[Data tied to figure images]
---

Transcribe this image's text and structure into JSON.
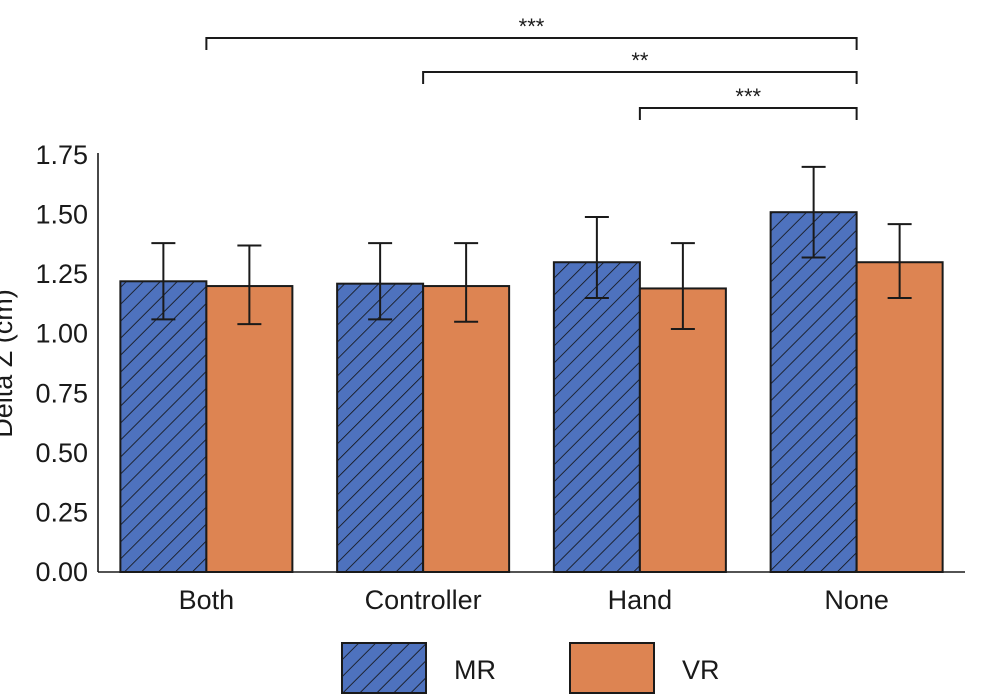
{
  "chart_data": {
    "type": "bar",
    "title": "",
    "xlabel": "",
    "ylabel": "Delta Z (cm)",
    "ylim": [
      0,
      1.75
    ],
    "yticks": [
      "0.00",
      "0.25",
      "0.50",
      "0.75",
      "1.00",
      "1.25",
      "1.50",
      "1.75"
    ],
    "categories": [
      "Both",
      "Controller",
      "Hand",
      "None"
    ],
    "series": [
      {
        "name": "MR",
        "color": "#4e72be",
        "pattern": "diagonal-hatch",
        "values": [
          1.22,
          1.21,
          1.3,
          1.51
        ],
        "err_low": [
          1.06,
          1.06,
          1.15,
          1.32
        ],
        "err_high": [
          1.38,
          1.38,
          1.49,
          1.7
        ]
      },
      {
        "name": "VR",
        "color": "#dd8452",
        "pattern": "solid",
        "values": [
          1.2,
          1.2,
          1.19,
          1.3
        ],
        "err_low": [
          1.04,
          1.05,
          1.02,
          1.15
        ],
        "err_high": [
          1.37,
          1.38,
          1.38,
          1.46
        ]
      }
    ],
    "significance": [
      {
        "from_category": "Both",
        "from_series": "MR",
        "to_category": "None",
        "to_series": "MR",
        "label": "***"
      },
      {
        "from_category": "Controller",
        "from_series": "MR",
        "to_category": "None",
        "to_series": "MR",
        "label": "**"
      },
      {
        "from_category": "Hand",
        "from_series": "MR",
        "to_category": "None",
        "to_series": "MR",
        "label": "***"
      }
    ],
    "grid": false,
    "legend": "bottom-center"
  }
}
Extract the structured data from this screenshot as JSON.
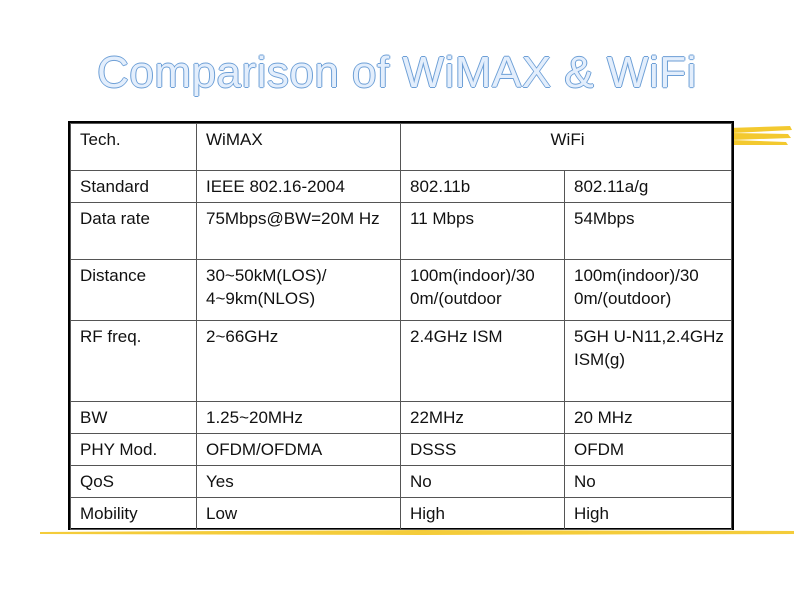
{
  "title": "Comparison of WiMAX & WiFi",
  "colors": {
    "title_fill": "#e3eefc",
    "title_outline": "#6d9fd6",
    "highlighter": "#f2c318"
  },
  "table": {
    "header": {
      "col1": "Tech.",
      "col2": "WiMAX",
      "col3": "WiFi"
    },
    "rows": [
      {
        "label": "Standard",
        "wimax": "IEEE 802.16-2004",
        "wifi_b": "802.11b",
        "wifi_ag": "802.11a/g"
      },
      {
        "label": "Data rate",
        "wimax": "75Mbps@BW=20M Hz",
        "wifi_b": "11 Mbps",
        "wifi_ag": "54Mbps"
      },
      {
        "label": "Distance",
        "wimax": "30~50kM(LOS)/ 4~9km(NLOS)",
        "wifi_b": "100m(indoor)/30 0m/(outdoor",
        "wifi_ag": "100m(indoor)/30 0m/(outdoor)"
      },
      {
        "label": "RF freq.",
        "wimax": "2~66GHz",
        "wifi_b": "2.4GHz ISM",
        "wifi_ag": "5GH U-N11,2.4GHz ISM(g)"
      },
      {
        "label": "BW",
        "wimax": "1.25~20MHz",
        "wifi_b": "22MHz",
        "wifi_ag": "20 MHz"
      },
      {
        "label": "PHY Mod.",
        "wimax": "OFDM/OFDMA",
        "wifi_b": "DSSS",
        "wifi_ag": "OFDM"
      },
      {
        "label": "QoS",
        "wimax": "Yes",
        "wifi_b": "No",
        "wifi_ag": "No"
      },
      {
        "label": "Mobility",
        "wimax": "Low",
        "wifi_b": "High",
        "wifi_ag": "High"
      }
    ]
  }
}
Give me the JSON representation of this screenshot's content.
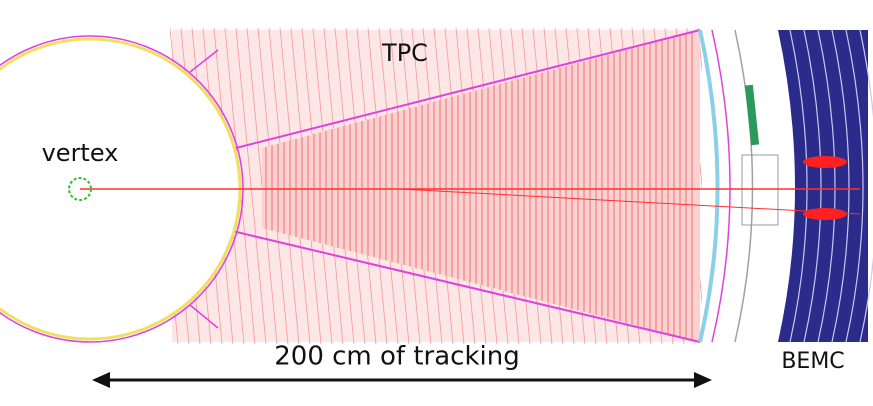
{
  "labels": {
    "tpc": "TPC",
    "vertex": "vertex",
    "tracking": "200 cm of tracking",
    "bemc": "BEMC"
  }
}
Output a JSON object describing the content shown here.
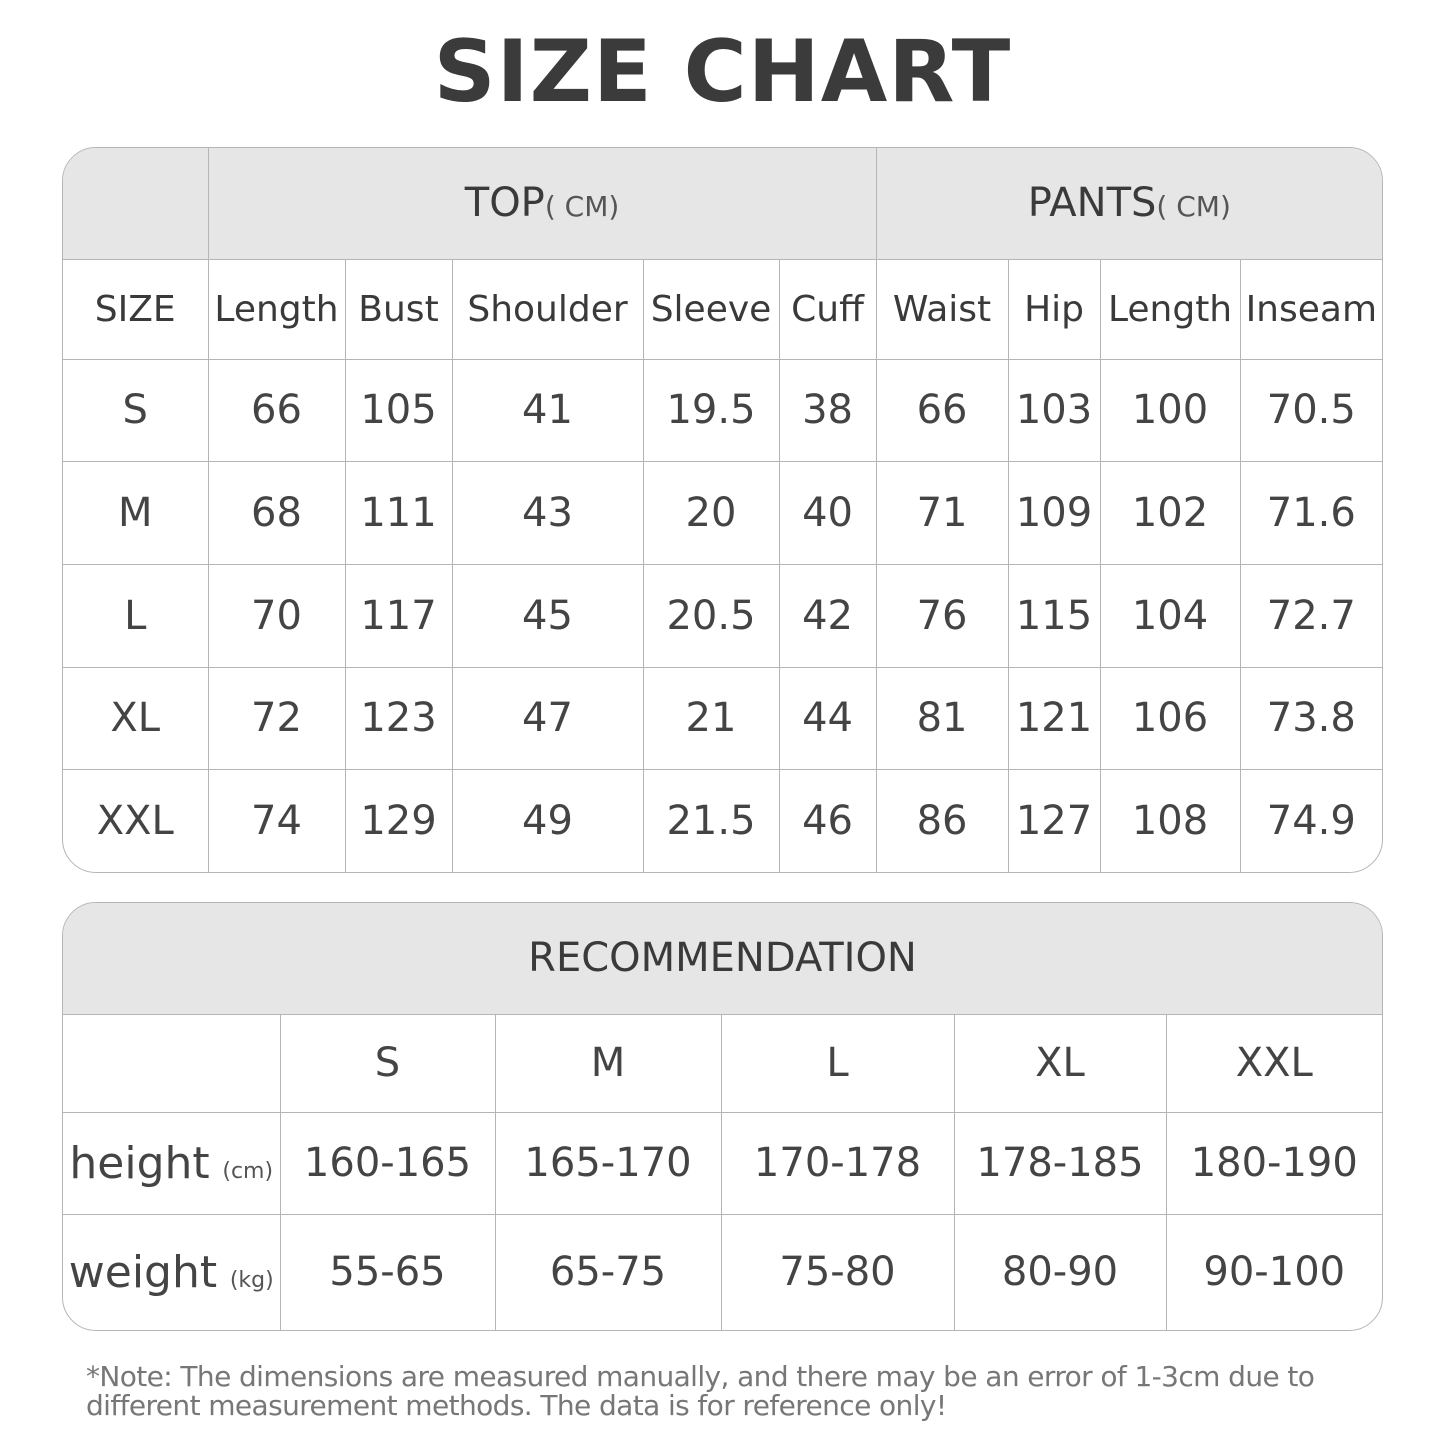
{
  "title": "SIZE CHART",
  "size_table": {
    "top_group": {
      "label": "TOP",
      "unit": "( CM)"
    },
    "pants_group": {
      "label": "PANTS",
      "unit": "( CM)"
    },
    "columns": [
      "SIZE",
      "Length",
      "Bust",
      "Shoulder",
      "Sleeve",
      "Cuff",
      "Waist",
      "Hip",
      "Length",
      "Inseam"
    ],
    "rows": [
      [
        "S",
        "66",
        "105",
        "41",
        "19.5",
        "38",
        "66",
        "103",
        "100",
        "70.5"
      ],
      [
        "M",
        "68",
        "111",
        "43",
        "20",
        "40",
        "71",
        "109",
        "102",
        "71.6"
      ],
      [
        "L",
        "70",
        "117",
        "45",
        "20.5",
        "42",
        "76",
        "115",
        "104",
        "72.7"
      ],
      [
        "XL",
        "72",
        "123",
        "47",
        "21",
        "44",
        "81",
        "121",
        "106",
        "73.8"
      ],
      [
        "XXL",
        "74",
        "129",
        "49",
        "21.5",
        "46",
        "86",
        "127",
        "108",
        "74.9"
      ]
    ]
  },
  "recommendation": {
    "title": "RECOMMENDATION",
    "sizes": [
      "S",
      "M",
      "L",
      "XL",
      "XXL"
    ],
    "rows": [
      {
        "label": "height",
        "unit": "(cm)",
        "values": [
          "160-165",
          "165-170",
          "170-178",
          "178-185",
          "180-190"
        ]
      },
      {
        "label": "weight",
        "unit": "(kg)",
        "values": [
          "55-65",
          "65-75",
          "75-80",
          "80-90",
          "90-100"
        ]
      }
    ]
  },
  "note": "*Note: The dimensions are measured manually, and there may be an error of 1-3cm due to different measurement methods. The data is for reference only!",
  "colors": {
    "header_bg": "#e6e6e6",
    "border": "#b5b5b5",
    "text": "#3a3a3a"
  }
}
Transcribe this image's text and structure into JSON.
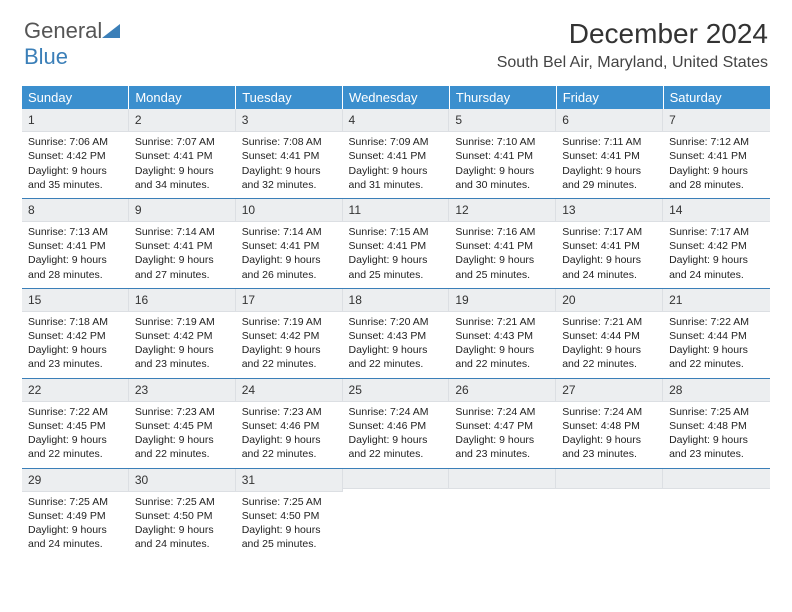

---

### SET EXERCISE
Find each line holding "Controller". Copy it out.

### IN RESPONSE
      "Controller",
        "from_category": "Controller",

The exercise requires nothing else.